-------- EXTRACT PROVIDED --------

Equation (2) gives the optimal tree from the set of all trees T in the complete graph Ω which include all frames in the database as nodes. The minimum spanning tree T sst Ω represents the minimum total path length in shape similarity space for alignment across all frames. The tree root node M root is defined as the mesh with minimum path length to all nodes in T sst . The minimum spanning tree can be efficiently evaluated using established algorithms with order O(nlog(n)) complexity where n is the number of nodes in the graph Ω (Prim 1957; Kruskal 1956). Evaluation of the shape similarity tree for the 1800 frame StreetDance database takes approximately 6.5 seconds on a single processor.

-------- MATERIAL --------

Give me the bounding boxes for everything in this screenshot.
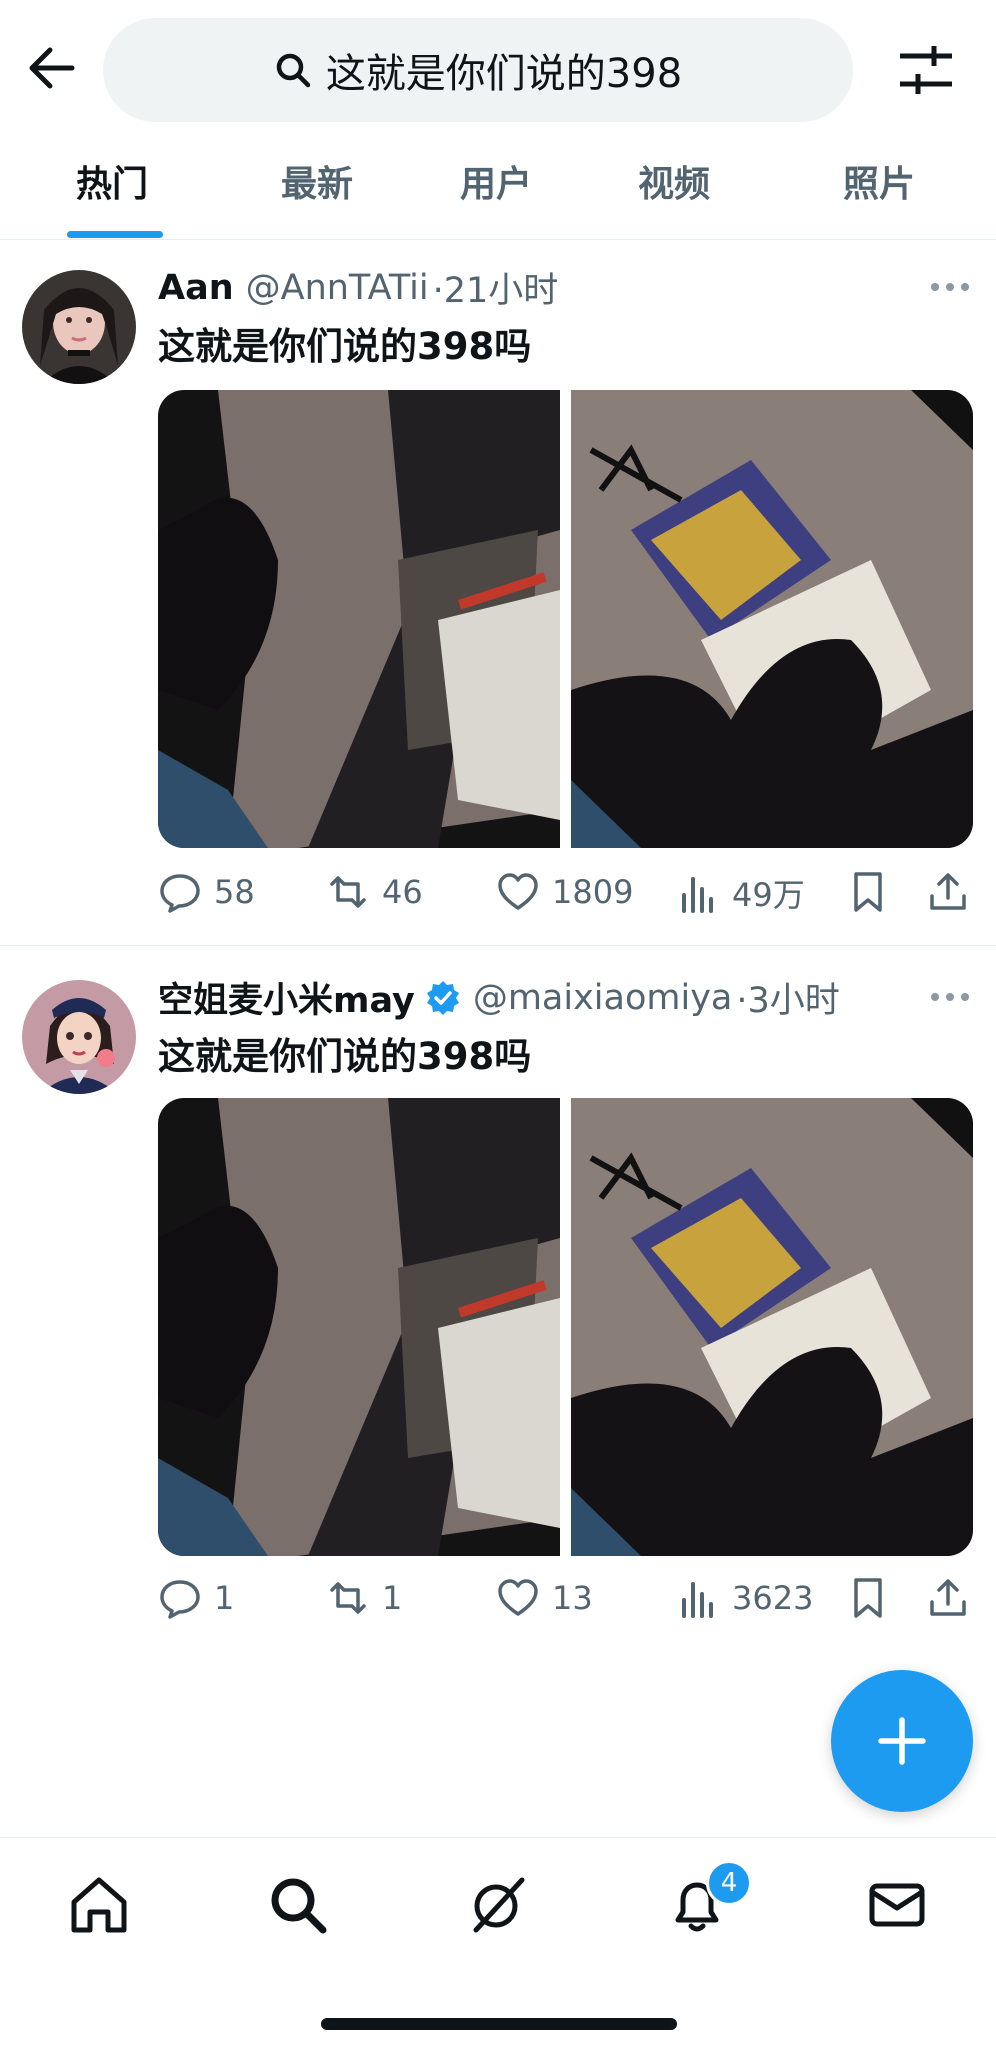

--------

**SET OF TASKS**
A: Render this sentence from the passage on the shape similarity tree into Spanish: "The tree root node M root is defined as the mesh with minimum path length to all nodes in T sst."
B: Resume the passage on the shape similarity tree, picking up right after its final sentence.

**EXPECTED RESPONSES**
A: El nodo raíz del árbol, M root, se define como la malla con la longitud de camino mínima hasta todos los nodos de T sst.

B:
The optimal shape similarity tree is defined according to the minimum spanning tree rather than the shortest path tree (SPT) as MST minimises the total non-rigid deformation. Figure 4 shows a simple example of why the MST is preferable for non-rigid alignment. SPT will favour short paths with large inter-frame differences in shape where disproportionaly large errors in pairwise alignment may occur due to the non-linear relationship between error and dissimilarity. In contrast the MST identifies paths which favour small inter-frame differences in shape. Thus alignment based on the MST minimises the accumulation of errors in alignment. MST also orders similar frames closer to the root with larger inter-frame changes towards the leaves of the tree, this limits the propagation of errors in alignment between meshes with relatively large differences in shape to the ends of the branches.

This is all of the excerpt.